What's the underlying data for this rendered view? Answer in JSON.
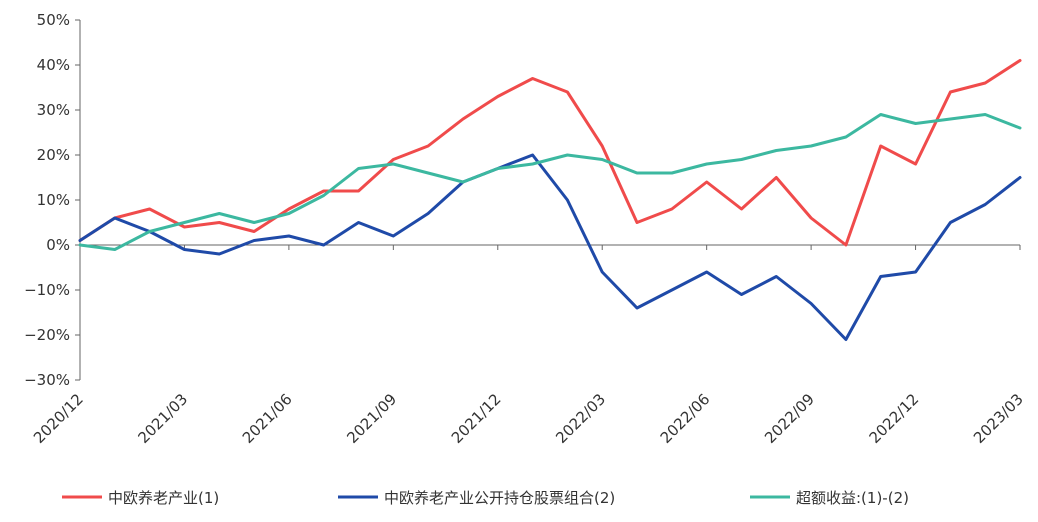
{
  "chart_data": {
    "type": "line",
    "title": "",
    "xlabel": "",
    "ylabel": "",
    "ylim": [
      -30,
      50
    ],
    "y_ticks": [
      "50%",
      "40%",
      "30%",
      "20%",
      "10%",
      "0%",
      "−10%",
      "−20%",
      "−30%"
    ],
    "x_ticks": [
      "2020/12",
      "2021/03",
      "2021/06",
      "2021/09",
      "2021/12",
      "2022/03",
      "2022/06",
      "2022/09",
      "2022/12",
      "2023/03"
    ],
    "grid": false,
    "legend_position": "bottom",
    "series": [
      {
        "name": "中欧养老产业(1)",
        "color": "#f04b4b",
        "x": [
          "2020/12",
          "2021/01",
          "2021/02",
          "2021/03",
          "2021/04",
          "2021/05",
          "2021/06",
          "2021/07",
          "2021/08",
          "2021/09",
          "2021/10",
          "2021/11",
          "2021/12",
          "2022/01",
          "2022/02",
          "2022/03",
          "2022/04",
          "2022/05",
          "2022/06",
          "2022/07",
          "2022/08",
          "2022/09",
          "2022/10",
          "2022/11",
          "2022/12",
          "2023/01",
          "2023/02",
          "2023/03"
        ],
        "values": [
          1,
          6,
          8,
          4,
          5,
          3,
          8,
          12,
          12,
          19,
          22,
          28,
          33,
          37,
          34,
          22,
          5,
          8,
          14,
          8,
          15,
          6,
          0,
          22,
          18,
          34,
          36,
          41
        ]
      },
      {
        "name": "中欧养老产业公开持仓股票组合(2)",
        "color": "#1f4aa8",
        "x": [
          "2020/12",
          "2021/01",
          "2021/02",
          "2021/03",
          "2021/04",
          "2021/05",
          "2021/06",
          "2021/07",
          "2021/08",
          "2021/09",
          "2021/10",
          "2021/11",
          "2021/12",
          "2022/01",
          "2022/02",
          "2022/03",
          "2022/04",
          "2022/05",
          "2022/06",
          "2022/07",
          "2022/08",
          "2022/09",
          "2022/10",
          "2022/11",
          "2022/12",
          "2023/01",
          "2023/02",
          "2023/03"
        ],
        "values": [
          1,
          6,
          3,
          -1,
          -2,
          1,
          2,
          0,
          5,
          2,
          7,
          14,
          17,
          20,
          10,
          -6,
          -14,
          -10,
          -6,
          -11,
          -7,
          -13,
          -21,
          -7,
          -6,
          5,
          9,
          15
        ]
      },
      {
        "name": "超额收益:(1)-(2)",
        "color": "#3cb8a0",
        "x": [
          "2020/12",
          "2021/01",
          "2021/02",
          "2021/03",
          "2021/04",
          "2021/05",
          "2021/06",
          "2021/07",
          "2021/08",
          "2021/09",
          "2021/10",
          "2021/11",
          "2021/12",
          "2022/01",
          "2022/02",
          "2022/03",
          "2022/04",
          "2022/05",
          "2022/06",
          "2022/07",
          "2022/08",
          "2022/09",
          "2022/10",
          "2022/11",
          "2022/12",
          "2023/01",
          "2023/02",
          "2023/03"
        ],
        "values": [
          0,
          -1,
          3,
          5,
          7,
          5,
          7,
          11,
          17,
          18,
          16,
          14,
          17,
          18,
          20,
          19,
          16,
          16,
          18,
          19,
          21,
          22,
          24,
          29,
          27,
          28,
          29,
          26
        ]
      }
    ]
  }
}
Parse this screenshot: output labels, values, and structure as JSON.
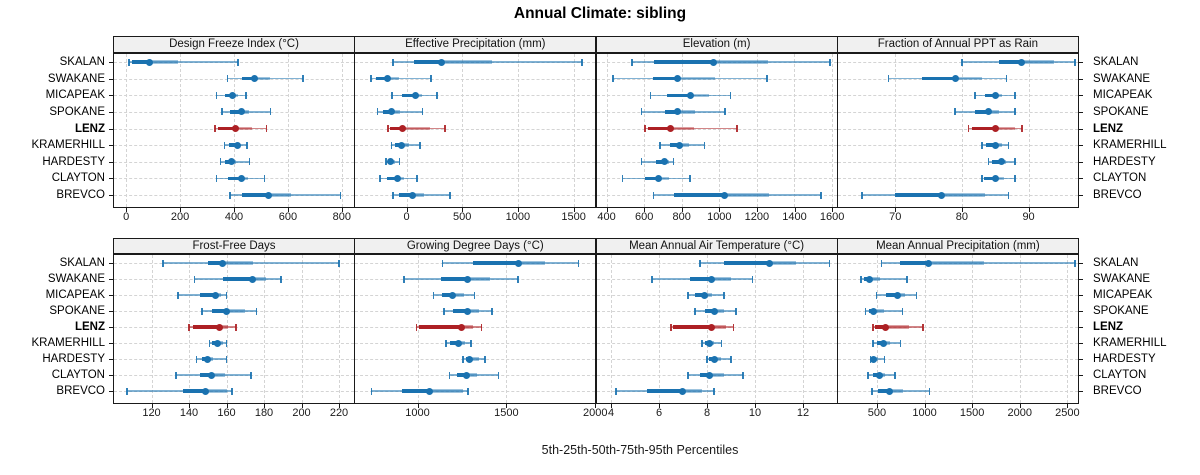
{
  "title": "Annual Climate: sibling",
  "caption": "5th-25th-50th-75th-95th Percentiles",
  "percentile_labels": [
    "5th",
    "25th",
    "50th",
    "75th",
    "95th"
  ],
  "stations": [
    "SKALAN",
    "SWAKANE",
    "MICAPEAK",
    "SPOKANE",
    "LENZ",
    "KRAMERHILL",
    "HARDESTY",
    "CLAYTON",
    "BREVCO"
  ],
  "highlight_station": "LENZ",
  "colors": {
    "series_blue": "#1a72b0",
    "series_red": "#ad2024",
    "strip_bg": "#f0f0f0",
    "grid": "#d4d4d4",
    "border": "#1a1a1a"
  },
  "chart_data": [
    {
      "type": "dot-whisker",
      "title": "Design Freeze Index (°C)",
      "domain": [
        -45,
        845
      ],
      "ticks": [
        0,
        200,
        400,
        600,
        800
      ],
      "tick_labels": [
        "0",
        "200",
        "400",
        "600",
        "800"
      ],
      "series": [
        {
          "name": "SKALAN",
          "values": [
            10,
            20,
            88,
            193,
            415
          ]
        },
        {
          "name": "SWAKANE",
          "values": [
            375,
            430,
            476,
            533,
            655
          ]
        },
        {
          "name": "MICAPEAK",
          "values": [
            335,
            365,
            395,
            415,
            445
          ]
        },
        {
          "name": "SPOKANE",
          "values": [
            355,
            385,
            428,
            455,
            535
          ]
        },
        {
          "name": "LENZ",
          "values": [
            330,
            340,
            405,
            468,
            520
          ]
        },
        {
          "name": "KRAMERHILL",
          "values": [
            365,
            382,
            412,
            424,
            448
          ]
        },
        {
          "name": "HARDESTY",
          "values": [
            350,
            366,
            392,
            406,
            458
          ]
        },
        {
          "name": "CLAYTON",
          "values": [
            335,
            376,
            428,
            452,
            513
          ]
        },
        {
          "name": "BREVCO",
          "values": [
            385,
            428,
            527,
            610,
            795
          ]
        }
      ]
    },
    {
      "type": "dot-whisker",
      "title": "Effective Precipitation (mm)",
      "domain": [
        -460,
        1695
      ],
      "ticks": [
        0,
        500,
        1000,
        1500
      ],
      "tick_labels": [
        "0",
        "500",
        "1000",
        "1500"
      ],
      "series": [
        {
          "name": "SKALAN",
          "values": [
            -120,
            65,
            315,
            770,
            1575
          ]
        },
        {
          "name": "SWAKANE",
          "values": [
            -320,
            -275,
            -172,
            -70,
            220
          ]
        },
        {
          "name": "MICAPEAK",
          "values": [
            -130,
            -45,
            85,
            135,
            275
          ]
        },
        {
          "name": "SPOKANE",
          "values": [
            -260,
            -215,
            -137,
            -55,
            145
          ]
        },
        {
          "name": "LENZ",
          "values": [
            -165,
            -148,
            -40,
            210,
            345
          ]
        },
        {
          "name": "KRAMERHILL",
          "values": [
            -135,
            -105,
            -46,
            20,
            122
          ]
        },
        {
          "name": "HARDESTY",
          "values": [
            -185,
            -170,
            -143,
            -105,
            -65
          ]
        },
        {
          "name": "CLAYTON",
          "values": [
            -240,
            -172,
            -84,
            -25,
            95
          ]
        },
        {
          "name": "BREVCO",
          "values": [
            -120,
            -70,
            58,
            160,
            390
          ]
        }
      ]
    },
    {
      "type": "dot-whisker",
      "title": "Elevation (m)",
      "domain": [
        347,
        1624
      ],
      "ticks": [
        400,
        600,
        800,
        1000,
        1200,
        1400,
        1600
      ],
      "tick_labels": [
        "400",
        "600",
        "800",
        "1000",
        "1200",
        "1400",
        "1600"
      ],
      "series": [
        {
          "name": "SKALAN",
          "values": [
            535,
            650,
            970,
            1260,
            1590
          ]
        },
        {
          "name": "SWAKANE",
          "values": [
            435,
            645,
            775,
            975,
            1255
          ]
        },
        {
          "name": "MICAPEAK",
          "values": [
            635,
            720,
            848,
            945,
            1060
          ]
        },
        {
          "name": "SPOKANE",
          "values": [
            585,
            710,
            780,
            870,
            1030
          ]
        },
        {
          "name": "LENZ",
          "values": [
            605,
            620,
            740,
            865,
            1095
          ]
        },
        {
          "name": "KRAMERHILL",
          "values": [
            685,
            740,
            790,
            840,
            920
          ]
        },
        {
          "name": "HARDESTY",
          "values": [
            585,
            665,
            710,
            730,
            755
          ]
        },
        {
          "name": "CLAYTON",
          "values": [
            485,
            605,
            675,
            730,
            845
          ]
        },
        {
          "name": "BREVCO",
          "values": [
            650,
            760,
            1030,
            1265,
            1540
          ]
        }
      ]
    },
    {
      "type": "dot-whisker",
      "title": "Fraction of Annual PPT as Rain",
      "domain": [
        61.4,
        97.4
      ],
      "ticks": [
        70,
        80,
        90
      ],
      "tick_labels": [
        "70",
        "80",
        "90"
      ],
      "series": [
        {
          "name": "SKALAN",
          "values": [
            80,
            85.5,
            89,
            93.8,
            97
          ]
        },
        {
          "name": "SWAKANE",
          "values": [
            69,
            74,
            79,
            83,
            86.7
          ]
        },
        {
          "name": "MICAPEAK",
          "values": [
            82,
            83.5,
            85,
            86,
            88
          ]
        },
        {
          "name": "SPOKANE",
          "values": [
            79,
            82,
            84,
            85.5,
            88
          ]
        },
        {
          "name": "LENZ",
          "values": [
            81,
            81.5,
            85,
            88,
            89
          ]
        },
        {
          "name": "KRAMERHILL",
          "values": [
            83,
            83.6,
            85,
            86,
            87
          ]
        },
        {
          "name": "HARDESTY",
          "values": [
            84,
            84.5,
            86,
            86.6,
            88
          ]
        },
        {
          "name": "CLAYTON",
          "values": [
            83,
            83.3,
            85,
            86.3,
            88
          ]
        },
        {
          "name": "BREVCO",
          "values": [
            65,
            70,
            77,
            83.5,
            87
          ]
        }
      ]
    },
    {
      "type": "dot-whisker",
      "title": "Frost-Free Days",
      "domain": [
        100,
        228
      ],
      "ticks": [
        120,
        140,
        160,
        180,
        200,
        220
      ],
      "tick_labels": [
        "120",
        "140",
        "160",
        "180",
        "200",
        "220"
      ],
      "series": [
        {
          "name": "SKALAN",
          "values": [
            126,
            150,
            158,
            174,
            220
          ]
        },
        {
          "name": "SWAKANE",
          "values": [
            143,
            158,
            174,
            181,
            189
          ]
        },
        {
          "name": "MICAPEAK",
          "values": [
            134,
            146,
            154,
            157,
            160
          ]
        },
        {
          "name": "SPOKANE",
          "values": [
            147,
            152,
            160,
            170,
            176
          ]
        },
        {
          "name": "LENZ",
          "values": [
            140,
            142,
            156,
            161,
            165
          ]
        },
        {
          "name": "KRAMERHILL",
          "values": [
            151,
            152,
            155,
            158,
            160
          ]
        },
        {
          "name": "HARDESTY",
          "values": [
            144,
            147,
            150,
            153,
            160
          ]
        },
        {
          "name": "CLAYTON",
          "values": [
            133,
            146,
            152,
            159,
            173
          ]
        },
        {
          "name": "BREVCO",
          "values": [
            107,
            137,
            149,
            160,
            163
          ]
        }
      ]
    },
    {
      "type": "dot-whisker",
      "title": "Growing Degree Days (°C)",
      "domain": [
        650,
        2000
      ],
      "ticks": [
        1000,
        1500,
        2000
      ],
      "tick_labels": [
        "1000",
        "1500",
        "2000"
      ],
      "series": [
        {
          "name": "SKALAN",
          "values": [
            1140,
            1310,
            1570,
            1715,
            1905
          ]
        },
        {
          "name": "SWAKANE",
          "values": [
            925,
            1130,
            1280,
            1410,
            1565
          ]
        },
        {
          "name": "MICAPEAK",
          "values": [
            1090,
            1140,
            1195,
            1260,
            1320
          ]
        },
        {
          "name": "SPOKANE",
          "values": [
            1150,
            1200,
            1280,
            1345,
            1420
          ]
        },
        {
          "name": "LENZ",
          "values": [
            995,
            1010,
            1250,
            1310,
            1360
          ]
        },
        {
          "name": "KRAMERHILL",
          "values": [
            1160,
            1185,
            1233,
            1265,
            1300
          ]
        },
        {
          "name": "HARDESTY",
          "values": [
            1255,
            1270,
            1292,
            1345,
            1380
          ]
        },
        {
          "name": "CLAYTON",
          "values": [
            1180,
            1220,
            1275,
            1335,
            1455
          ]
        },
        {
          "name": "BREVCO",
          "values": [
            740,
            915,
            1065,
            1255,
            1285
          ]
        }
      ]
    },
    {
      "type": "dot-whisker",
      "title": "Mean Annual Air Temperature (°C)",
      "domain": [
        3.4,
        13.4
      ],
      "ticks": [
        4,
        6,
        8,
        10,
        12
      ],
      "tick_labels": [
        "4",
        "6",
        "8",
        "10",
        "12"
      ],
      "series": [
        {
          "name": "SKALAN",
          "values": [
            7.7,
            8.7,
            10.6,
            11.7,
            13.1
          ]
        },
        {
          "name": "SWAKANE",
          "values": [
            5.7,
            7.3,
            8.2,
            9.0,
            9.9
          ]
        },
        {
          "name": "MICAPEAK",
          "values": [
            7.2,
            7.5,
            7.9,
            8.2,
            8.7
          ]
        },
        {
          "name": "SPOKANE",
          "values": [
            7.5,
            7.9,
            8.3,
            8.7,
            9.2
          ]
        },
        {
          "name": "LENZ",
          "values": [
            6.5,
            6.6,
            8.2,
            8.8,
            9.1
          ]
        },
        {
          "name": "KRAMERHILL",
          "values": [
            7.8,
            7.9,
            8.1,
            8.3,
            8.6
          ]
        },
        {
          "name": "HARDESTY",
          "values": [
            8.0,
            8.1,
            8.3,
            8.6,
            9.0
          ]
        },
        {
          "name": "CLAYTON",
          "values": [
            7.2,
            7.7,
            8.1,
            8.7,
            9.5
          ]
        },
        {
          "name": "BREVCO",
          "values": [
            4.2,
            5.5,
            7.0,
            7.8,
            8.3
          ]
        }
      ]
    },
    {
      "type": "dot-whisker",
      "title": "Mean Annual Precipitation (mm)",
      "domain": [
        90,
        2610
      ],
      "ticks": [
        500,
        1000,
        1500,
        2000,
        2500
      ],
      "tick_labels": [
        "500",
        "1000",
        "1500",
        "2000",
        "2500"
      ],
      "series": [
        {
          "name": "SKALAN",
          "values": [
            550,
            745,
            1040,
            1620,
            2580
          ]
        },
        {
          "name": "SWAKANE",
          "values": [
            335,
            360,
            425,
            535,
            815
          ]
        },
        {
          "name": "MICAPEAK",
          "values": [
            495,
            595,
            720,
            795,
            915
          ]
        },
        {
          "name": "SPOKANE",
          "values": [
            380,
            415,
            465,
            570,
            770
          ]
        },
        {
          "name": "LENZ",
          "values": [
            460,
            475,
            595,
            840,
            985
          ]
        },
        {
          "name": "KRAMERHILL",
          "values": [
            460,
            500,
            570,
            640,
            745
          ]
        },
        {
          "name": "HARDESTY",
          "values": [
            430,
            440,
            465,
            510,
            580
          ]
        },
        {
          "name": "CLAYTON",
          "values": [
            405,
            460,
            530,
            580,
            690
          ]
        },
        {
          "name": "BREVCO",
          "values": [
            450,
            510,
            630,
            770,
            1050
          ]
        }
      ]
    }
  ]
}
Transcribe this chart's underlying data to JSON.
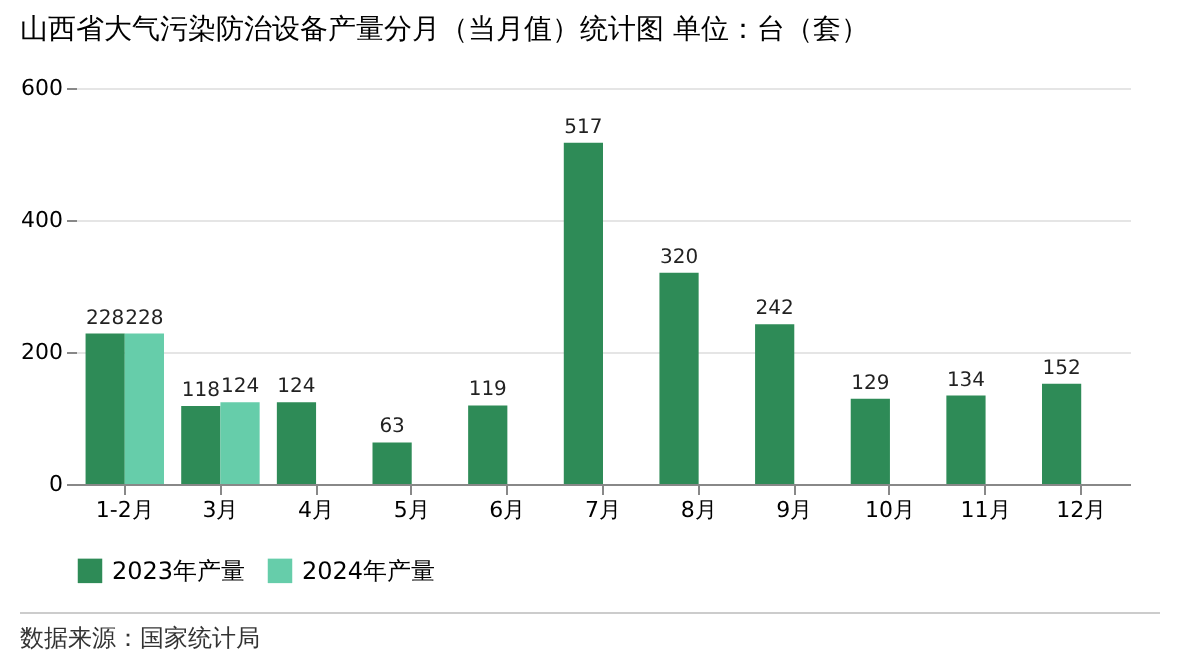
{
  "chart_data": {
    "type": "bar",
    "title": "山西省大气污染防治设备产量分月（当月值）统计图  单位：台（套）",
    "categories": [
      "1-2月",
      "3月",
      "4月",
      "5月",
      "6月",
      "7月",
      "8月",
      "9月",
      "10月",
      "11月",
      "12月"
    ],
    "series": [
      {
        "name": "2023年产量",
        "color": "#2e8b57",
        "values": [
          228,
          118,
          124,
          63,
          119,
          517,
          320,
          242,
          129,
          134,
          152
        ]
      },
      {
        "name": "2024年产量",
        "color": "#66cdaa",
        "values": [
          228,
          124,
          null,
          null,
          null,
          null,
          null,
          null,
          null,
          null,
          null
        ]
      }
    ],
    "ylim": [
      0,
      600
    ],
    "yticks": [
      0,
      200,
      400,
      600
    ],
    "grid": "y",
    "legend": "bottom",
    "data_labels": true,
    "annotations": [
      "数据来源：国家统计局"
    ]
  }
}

^^^^

**Written problem:** Which lines include the word "Mean"? Copy every one of them.

**Output for this exercise:**
      "title": "Mean Annual Air Temperature (°C)",
      "title": "Mean Annual Precipitation (mm)",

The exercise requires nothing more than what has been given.